▶ **Data section**
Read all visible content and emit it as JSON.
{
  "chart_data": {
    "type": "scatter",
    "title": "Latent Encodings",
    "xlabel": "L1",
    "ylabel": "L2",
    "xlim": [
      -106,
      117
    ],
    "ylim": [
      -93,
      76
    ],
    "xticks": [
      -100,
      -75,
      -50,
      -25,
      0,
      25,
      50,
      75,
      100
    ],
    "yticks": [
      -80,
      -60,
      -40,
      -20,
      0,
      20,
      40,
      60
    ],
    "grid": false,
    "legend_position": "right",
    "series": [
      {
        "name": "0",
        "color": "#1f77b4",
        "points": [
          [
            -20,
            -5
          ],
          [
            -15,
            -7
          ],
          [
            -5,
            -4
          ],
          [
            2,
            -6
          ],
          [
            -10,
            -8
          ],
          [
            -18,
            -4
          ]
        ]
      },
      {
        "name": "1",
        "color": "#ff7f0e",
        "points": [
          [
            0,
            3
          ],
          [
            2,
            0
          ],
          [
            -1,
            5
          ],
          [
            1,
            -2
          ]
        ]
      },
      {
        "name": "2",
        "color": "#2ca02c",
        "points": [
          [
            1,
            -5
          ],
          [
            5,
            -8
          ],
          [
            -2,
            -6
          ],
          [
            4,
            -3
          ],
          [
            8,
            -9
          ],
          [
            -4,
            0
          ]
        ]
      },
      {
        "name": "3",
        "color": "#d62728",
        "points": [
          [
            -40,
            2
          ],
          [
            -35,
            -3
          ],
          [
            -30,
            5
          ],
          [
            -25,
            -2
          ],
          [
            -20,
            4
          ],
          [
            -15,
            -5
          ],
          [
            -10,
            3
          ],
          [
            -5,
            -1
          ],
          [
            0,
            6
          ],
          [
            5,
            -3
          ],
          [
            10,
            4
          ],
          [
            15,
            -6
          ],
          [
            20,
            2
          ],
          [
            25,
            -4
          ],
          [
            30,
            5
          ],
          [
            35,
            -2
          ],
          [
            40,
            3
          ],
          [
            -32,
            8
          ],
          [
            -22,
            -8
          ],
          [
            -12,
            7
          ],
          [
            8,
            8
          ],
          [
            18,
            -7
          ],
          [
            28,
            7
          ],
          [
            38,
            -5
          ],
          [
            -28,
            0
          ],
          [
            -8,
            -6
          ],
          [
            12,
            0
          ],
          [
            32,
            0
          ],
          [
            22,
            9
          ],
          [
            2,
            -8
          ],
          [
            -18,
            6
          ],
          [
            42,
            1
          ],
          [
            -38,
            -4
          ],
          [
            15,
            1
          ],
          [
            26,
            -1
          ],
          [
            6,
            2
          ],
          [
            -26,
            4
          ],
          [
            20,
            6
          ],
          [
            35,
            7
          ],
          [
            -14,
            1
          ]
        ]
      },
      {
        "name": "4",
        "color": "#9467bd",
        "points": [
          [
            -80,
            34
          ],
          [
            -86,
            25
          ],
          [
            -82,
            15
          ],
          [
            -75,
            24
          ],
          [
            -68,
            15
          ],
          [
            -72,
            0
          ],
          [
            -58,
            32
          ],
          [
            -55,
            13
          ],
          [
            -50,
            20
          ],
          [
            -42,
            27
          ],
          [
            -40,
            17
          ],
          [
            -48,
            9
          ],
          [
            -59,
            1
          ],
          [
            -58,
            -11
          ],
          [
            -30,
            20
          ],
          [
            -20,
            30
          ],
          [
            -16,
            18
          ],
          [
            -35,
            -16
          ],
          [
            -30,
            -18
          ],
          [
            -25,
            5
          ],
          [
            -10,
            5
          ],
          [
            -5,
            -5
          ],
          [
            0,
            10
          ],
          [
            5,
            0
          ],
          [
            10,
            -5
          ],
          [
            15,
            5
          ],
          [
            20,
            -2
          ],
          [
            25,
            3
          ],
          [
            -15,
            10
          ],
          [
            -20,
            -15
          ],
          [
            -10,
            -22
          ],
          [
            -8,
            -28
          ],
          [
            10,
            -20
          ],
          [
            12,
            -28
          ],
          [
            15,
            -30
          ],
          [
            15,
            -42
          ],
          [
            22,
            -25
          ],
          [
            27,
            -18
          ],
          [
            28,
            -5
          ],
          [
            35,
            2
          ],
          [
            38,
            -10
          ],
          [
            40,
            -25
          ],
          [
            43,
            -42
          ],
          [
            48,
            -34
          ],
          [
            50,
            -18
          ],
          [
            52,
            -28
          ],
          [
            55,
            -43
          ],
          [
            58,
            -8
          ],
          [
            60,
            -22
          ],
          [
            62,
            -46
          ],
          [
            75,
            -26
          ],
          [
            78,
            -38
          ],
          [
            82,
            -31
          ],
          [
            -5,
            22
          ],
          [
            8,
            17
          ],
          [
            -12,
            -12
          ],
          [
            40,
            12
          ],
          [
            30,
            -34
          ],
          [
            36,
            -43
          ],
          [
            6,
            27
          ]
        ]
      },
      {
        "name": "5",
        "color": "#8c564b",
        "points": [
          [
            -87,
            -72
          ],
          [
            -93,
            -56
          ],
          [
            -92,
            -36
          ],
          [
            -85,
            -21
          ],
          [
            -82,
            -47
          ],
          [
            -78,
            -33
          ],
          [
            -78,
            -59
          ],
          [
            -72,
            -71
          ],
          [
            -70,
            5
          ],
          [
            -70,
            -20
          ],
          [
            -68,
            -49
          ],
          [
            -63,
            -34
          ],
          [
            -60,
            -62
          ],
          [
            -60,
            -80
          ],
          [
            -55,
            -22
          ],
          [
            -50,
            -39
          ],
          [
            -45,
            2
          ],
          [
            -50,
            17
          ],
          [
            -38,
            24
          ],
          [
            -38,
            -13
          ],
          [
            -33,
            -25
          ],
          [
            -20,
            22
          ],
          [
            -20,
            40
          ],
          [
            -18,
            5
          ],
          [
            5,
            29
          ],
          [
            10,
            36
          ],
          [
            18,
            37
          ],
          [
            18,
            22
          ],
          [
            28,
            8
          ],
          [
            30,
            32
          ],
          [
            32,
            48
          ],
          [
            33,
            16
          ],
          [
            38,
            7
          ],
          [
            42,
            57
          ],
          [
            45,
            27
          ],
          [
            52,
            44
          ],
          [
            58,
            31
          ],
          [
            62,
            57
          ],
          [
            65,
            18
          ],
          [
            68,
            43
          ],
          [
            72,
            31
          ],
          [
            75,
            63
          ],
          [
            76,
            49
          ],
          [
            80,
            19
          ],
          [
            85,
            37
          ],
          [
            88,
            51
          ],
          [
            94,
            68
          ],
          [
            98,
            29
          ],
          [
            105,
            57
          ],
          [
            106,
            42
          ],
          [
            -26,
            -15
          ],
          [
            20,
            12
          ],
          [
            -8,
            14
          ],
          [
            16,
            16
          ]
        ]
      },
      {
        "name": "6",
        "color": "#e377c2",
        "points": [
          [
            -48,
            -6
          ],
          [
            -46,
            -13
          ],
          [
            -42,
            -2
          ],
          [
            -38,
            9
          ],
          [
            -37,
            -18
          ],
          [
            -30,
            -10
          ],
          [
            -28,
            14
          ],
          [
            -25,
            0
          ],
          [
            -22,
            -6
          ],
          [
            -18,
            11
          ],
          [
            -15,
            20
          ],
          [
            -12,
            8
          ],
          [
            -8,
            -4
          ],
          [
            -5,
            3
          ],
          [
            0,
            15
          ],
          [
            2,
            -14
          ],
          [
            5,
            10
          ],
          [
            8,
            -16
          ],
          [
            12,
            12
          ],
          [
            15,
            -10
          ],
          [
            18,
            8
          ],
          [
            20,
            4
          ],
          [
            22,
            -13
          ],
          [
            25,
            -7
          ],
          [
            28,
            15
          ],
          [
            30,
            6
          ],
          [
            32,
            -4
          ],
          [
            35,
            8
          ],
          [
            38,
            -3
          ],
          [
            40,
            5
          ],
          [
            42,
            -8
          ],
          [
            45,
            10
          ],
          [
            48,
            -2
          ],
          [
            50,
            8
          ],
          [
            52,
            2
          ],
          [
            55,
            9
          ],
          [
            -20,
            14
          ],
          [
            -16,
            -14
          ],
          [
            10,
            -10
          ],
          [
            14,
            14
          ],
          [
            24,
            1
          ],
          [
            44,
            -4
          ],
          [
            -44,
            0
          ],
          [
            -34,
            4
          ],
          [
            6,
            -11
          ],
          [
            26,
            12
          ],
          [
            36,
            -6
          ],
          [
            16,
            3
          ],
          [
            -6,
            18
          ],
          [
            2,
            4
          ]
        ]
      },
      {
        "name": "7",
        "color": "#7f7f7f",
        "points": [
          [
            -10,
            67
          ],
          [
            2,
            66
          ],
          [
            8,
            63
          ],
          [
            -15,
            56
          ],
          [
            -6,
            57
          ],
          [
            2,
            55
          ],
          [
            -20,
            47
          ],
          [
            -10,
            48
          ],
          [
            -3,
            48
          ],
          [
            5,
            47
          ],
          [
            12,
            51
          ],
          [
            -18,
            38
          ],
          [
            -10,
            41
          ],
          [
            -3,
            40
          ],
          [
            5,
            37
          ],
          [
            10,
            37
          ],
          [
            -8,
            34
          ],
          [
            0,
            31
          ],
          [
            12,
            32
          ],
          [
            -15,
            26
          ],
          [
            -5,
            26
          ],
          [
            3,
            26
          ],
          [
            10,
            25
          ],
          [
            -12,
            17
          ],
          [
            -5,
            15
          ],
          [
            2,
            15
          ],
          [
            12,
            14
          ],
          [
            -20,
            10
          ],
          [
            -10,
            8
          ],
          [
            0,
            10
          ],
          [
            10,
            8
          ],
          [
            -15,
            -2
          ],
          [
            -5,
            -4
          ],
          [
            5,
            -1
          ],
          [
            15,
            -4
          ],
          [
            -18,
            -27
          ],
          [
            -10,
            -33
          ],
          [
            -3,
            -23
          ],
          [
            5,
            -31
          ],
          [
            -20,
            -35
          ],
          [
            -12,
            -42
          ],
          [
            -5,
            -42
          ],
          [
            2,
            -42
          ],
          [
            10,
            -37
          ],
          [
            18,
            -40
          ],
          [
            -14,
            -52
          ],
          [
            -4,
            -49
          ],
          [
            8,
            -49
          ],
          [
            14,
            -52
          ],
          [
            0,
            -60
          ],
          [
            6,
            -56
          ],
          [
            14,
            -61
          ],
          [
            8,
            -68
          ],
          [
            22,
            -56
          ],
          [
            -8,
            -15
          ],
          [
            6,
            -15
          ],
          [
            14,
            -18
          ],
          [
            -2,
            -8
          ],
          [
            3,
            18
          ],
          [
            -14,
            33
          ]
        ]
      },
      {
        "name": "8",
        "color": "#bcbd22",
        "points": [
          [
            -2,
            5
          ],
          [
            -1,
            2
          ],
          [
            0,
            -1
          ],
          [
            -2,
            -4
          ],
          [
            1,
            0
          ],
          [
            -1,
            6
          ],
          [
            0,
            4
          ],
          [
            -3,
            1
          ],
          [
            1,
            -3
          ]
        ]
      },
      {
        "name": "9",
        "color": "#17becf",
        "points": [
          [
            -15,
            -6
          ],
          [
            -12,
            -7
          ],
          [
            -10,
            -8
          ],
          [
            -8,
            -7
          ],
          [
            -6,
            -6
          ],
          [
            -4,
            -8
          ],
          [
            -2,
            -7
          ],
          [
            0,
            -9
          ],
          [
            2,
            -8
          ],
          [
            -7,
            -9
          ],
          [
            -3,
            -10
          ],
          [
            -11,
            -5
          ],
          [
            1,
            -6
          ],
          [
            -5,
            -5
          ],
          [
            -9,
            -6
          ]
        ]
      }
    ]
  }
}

▶ **Task requirements**
Pull every line containing "name" out of the records.

▶ **Task answer**
        "name": "0",
        "name": "1",
        "name": "2",
        "name": "3",
        "name": "4",
        "name": "5",
        "name": "6",
        "name": "7",
        "name": "8",
        "name": "9",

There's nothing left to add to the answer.